◆ **TASK REQUIREMENTS**
Gather all lines with the word "name" in them.

◆ **DATASET ENTRIES**
--- Begin ---

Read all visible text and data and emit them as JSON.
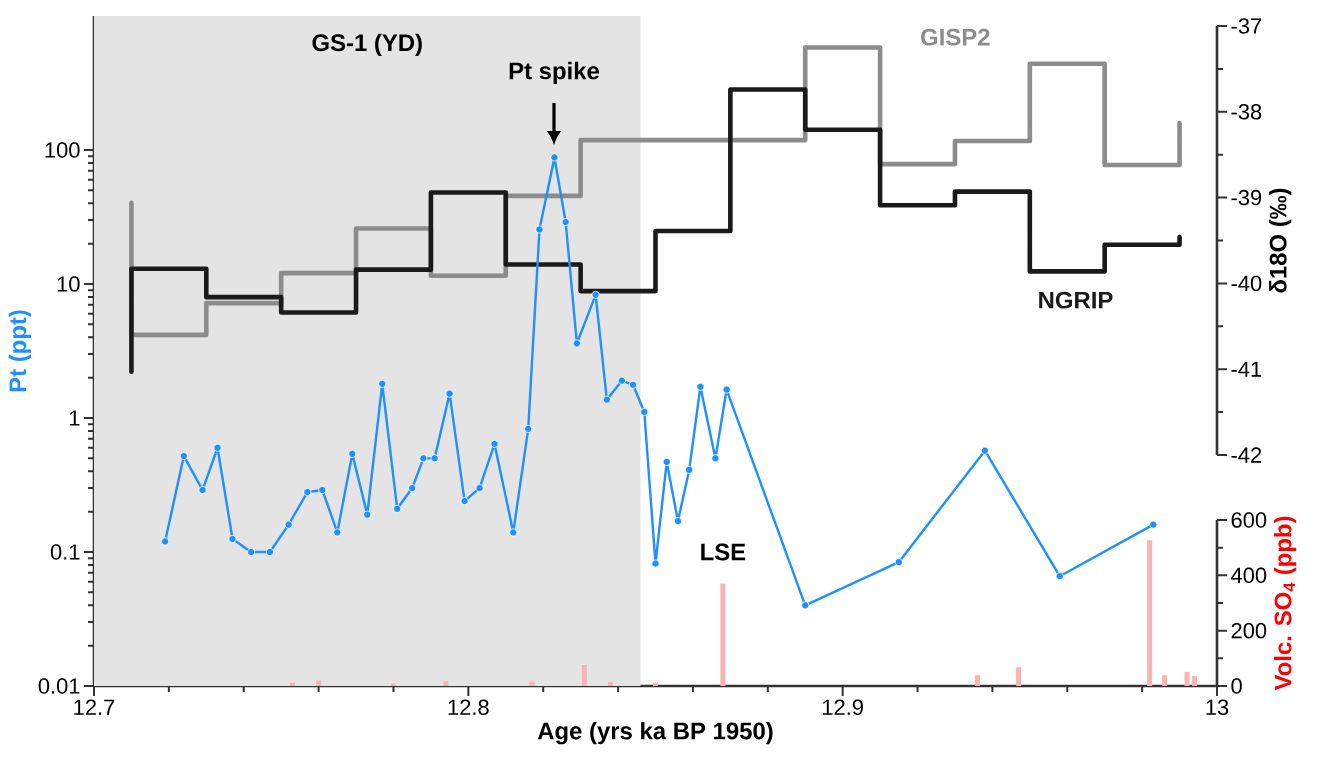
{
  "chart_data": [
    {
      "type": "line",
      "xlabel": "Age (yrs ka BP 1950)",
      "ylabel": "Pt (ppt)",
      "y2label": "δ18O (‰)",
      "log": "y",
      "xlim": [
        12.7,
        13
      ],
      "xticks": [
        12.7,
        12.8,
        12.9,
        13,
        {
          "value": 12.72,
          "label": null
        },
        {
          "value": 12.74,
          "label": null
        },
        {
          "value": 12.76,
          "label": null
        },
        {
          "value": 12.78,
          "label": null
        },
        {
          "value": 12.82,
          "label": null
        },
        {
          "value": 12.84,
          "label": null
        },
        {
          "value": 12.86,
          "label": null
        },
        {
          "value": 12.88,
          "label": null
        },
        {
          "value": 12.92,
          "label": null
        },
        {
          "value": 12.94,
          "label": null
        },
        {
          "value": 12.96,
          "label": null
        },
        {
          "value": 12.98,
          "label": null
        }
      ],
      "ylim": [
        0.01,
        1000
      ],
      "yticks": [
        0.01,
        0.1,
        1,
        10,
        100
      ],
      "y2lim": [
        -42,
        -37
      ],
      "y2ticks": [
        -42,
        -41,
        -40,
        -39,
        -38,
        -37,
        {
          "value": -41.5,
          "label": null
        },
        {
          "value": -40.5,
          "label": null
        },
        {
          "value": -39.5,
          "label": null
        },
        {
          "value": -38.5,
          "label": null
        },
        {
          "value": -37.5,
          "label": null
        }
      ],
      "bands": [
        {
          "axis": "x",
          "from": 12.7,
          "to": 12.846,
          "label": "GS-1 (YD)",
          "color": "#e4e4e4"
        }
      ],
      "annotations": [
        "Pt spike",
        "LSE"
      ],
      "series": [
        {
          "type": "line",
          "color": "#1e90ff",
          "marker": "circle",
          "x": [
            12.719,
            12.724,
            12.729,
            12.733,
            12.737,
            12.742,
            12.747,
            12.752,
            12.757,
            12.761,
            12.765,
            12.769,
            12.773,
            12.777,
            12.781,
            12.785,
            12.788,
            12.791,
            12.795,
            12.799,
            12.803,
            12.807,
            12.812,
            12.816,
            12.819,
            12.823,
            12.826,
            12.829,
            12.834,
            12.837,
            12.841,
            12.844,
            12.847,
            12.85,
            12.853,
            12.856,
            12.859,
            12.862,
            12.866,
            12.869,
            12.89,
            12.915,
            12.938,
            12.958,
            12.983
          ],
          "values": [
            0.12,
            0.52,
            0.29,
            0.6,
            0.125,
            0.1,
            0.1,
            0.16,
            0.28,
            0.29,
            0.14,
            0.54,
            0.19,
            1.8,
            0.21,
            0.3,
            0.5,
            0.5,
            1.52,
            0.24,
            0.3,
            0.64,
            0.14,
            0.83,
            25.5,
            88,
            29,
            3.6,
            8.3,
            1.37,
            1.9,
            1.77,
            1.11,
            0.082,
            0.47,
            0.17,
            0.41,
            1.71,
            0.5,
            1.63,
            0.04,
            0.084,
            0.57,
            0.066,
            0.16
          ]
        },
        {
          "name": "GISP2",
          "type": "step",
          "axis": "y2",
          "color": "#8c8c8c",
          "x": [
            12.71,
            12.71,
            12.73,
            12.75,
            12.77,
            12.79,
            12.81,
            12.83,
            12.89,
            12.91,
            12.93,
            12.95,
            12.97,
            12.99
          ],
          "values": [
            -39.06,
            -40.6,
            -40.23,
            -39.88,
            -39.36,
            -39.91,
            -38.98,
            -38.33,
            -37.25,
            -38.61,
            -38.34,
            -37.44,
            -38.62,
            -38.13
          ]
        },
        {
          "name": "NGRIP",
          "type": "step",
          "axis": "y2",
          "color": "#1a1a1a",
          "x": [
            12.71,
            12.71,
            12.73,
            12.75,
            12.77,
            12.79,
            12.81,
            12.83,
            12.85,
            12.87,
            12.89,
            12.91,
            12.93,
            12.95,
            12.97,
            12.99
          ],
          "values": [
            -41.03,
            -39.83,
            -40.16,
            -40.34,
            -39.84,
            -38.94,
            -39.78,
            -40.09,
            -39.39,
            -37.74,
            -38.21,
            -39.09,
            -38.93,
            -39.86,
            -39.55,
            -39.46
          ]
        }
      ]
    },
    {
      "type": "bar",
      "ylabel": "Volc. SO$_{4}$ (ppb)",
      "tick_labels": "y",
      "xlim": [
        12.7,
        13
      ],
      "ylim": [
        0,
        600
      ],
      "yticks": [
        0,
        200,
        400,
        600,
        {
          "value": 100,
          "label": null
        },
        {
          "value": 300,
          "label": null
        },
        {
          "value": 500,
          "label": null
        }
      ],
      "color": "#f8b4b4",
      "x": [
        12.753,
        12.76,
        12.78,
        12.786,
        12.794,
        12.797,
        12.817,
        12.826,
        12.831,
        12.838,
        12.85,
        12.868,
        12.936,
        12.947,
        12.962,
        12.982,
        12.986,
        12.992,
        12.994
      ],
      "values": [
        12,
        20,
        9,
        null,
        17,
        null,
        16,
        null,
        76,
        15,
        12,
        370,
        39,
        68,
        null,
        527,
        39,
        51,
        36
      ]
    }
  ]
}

--- End ---
--- Begin ---

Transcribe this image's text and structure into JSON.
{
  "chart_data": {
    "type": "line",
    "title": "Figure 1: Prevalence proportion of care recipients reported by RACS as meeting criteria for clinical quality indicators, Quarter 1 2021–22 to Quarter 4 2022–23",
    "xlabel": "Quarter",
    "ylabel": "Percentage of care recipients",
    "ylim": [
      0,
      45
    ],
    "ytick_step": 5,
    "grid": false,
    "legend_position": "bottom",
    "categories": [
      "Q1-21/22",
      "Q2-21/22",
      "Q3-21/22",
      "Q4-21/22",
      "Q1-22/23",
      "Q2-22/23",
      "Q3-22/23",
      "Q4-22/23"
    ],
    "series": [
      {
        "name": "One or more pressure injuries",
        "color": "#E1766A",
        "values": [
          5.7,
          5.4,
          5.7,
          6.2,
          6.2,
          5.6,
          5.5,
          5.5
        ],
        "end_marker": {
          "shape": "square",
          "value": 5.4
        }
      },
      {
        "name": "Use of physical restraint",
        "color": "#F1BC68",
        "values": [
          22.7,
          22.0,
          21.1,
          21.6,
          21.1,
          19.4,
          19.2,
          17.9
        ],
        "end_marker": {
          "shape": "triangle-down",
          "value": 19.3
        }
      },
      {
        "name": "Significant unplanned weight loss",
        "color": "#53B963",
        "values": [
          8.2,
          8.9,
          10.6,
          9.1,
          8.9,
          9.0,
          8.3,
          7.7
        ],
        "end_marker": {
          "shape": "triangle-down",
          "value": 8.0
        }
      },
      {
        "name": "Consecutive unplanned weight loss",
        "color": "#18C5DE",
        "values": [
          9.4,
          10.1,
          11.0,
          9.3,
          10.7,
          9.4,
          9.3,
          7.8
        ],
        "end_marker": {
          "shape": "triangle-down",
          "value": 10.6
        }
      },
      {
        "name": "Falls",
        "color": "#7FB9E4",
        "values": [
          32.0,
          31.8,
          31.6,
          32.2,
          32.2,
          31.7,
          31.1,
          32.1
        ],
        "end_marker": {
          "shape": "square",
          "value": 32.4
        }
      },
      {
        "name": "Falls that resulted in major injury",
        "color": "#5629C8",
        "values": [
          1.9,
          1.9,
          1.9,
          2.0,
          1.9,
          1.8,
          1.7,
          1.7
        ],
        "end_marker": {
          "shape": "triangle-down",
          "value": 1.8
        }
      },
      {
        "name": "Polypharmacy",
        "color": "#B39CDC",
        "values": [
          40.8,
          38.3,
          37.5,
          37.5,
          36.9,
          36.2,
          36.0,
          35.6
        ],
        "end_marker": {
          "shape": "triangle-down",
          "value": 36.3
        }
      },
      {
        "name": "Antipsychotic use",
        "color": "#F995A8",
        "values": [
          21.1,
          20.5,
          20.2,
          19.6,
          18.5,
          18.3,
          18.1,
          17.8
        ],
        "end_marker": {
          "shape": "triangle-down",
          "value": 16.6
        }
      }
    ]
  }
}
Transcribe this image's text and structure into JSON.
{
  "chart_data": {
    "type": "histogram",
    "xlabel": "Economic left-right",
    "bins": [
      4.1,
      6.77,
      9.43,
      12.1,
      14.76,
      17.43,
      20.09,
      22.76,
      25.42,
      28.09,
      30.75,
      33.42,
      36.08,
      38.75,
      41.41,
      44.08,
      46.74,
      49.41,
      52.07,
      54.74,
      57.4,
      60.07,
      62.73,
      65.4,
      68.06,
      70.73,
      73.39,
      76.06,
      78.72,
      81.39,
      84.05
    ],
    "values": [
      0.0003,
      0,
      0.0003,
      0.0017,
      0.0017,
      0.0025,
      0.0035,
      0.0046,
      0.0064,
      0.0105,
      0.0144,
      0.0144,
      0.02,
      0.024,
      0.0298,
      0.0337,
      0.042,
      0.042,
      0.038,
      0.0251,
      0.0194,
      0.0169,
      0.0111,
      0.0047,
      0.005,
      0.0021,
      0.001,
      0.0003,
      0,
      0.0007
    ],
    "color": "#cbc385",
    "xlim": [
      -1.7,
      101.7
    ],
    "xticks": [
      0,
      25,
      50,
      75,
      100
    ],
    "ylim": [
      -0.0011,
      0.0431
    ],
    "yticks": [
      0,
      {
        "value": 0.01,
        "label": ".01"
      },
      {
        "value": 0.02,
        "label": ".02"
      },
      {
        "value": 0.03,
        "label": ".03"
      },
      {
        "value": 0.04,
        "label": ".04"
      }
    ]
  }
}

--- End ---

◆ **COMPLETED EXERCISE**
          "name": "GISP2",
          "name": "NGRIP",
        "name": "One or more pressure injuries",
        "name": "Use of physical restraint",
        "name": "Significant unplanned weight loss",
        "name": "Consecutive unplanned weight loss",
        "name": "Falls",
        "name": "Falls that resulted in major injury",
        "name": "Polypharmacy",
        "name": "Antipsychotic use",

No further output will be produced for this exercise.